• [BRIEF] Copy each of the lines below word for word, from the first to the last, and leave out the pictures.

--------

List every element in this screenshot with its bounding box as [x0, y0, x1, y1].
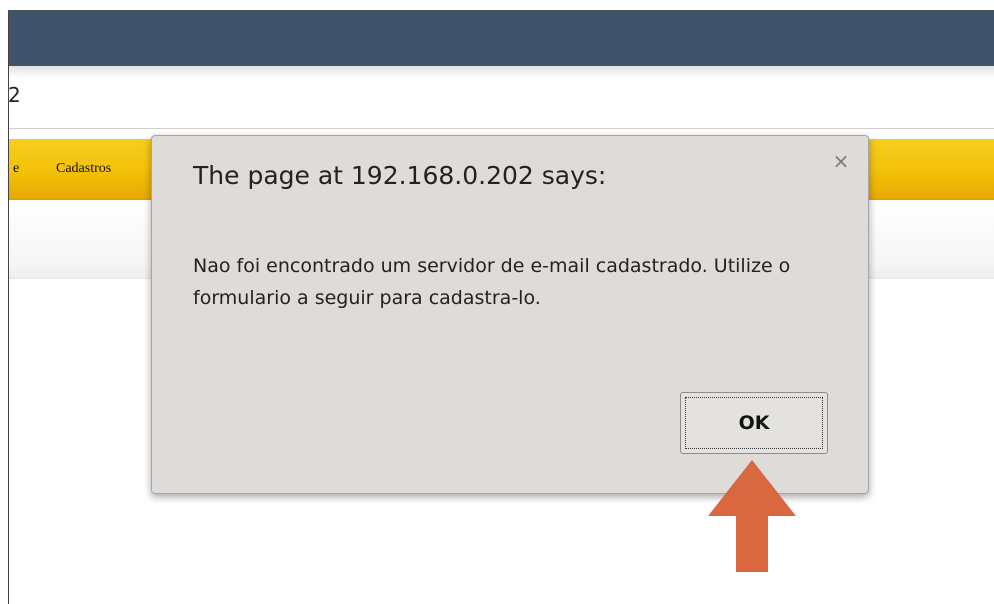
- close-icon[interactable]: ×: [830, 150, 852, 172]
- dialog-title: The page at 192.168.0.202 says:: [193, 161, 607, 190]
- address-fragment: 2: [8, 83, 21, 107]
- ok-button[interactable]: OK: [680, 392, 828, 454]
- nav-item-cadastros[interactable]: Cadastros: [56, 161, 111, 177]
- browser-header-bar: [9, 11, 994, 66]
- ok-button-label: OK: [738, 412, 770, 434]
- divider: [9, 128, 994, 129]
- header-shadow: [9, 66, 994, 78]
- dialog-message: Nao foi encontrado um servidor de e-mail…: [193, 255, 791, 309]
- up-arrow-icon: [708, 460, 796, 572]
- nav-item-partial[interactable]: e: [13, 161, 19, 177]
- alert-dialog: The page at 192.168.0.202 says: × Nao fo…: [151, 135, 869, 494]
- up-arrow-shape: [708, 460, 796, 572]
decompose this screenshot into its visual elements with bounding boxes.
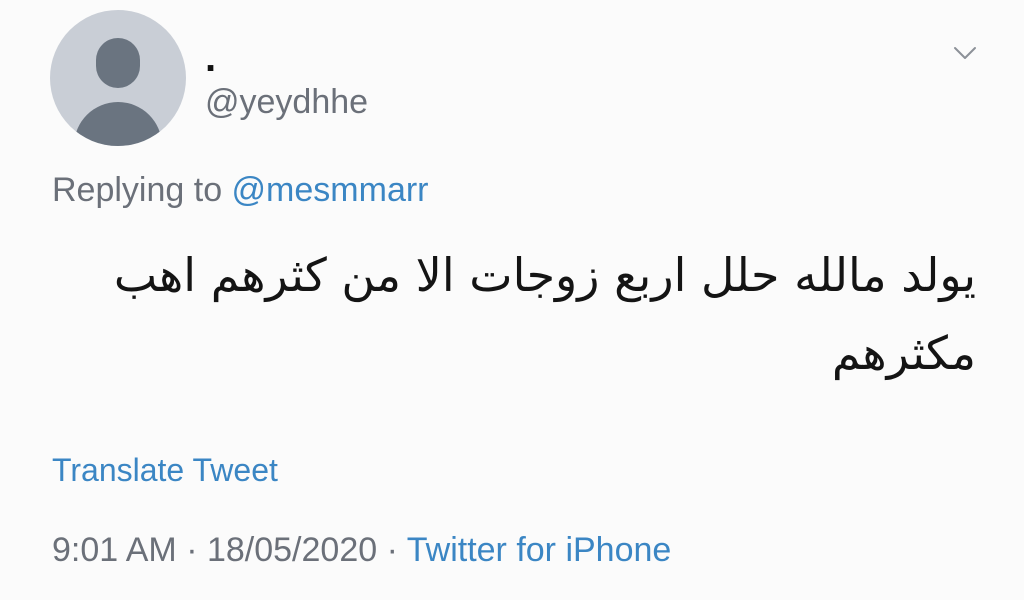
translate-tweet-link[interactable]: Translate Tweet [52, 448, 278, 492]
replying-to-label: Replying to [52, 171, 232, 209]
tweet-text: يولد مالله حلل اربع زوجات الا من كثرهم ا… [113, 248, 976, 380]
replying-to-line: Replying to @mesmmarr [52, 168, 429, 212]
tweet-time: 9:01 AM [52, 531, 177, 569]
tweet-metadata: 9:01 AM · 18/05/2020 · Twitter for iPhon… [52, 526, 671, 574]
avatar-body-shape [74, 102, 162, 146]
reply-mention-link[interactable]: @mesmmarr [232, 171, 429, 209]
chevron-down-icon[interactable] [952, 40, 978, 66]
tweet-card: . @yeydhhe Replying to @mesmmarr يولد ما… [0, 0, 1024, 600]
tweet-date: 18/05/2020 [206, 531, 378, 569]
meta-separator: · [377, 531, 407, 569]
display-name[interactable]: . [205, 38, 216, 78]
tweet-source-link[interactable]: Twitter for iPhone [407, 531, 672, 569]
default-avatar-icon [96, 38, 140, 88]
meta-separator: · [176, 531, 207, 569]
user-handle[interactable]: @yeydhhe [205, 82, 368, 122]
avatar[interactable] [50, 10, 186, 146]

--------

• [RIGHT ANSWER]
List every element in this screenshot with its bounding box as [x0, y0, x1, y1].
- close-icon[interactable]: ×: [830, 150, 852, 172]
- dialog-title: The page at 192.168.0.202 says:: [193, 161, 607, 190]
- address-fragment: 2: [8, 83, 21, 107]
- ok-button[interactable]: OK: [680, 392, 828, 454]
- nav-item-cadastros[interactable]: Cadastros: [56, 161, 111, 177]
- browser-header-bar: [9, 11, 994, 66]
- ok-button-label: OK: [738, 412, 770, 434]
- divider: [9, 128, 994, 129]
- header-shadow: [9, 66, 994, 78]
- dialog-message: Nao foi encontrado um servidor de e-mail…: [193, 255, 791, 309]
- up-arrow-icon: [708, 460, 796, 572]
- nav-item-partial[interactable]: e: [13, 161, 19, 177]
- alert-dialog: The page at 192.168.0.202 says: × Nao fo…: [151, 135, 869, 494]
- up-arrow-shape: [708, 460, 796, 572]
decompose this screenshot into its visual elements with bounding boxes.
translate-tweet-link[interactable]: Translate Tweet [52, 448, 278, 492]
replying-to-label: Replying to [52, 171, 232, 209]
tweet-text: يولد مالله حلل اربع زوجات الا من كثرهم ا… [113, 248, 976, 380]
replying-to-line: Replying to @mesmmarr [52, 168, 429, 212]
tweet-time: 9:01 AM [52, 531, 177, 569]
tweet-metadata: 9:01 AM · 18/05/2020 · Twitter for iPhon… [52, 526, 671, 574]
avatar-body-shape [74, 102, 162, 146]
reply-mention-link[interactable]: @mesmmarr [232, 171, 429, 209]
chevron-down-icon[interactable] [952, 40, 978, 66]
tweet-card: . @yeydhhe Replying to @mesmmarr يولد ما… [0, 0, 1024, 600]
tweet-date: 18/05/2020 [206, 531, 378, 569]
meta-separator: · [377, 531, 407, 569]
display-name[interactable]: . [205, 38, 216, 78]
tweet-source-link[interactable]: Twitter for iPhone [407, 531, 672, 569]
default-avatar-icon [96, 38, 140, 88]
meta-separator: · [176, 531, 207, 569]
user-handle[interactable]: @yeydhhe [205, 82, 368, 122]
avatar[interactable] [50, 10, 186, 146]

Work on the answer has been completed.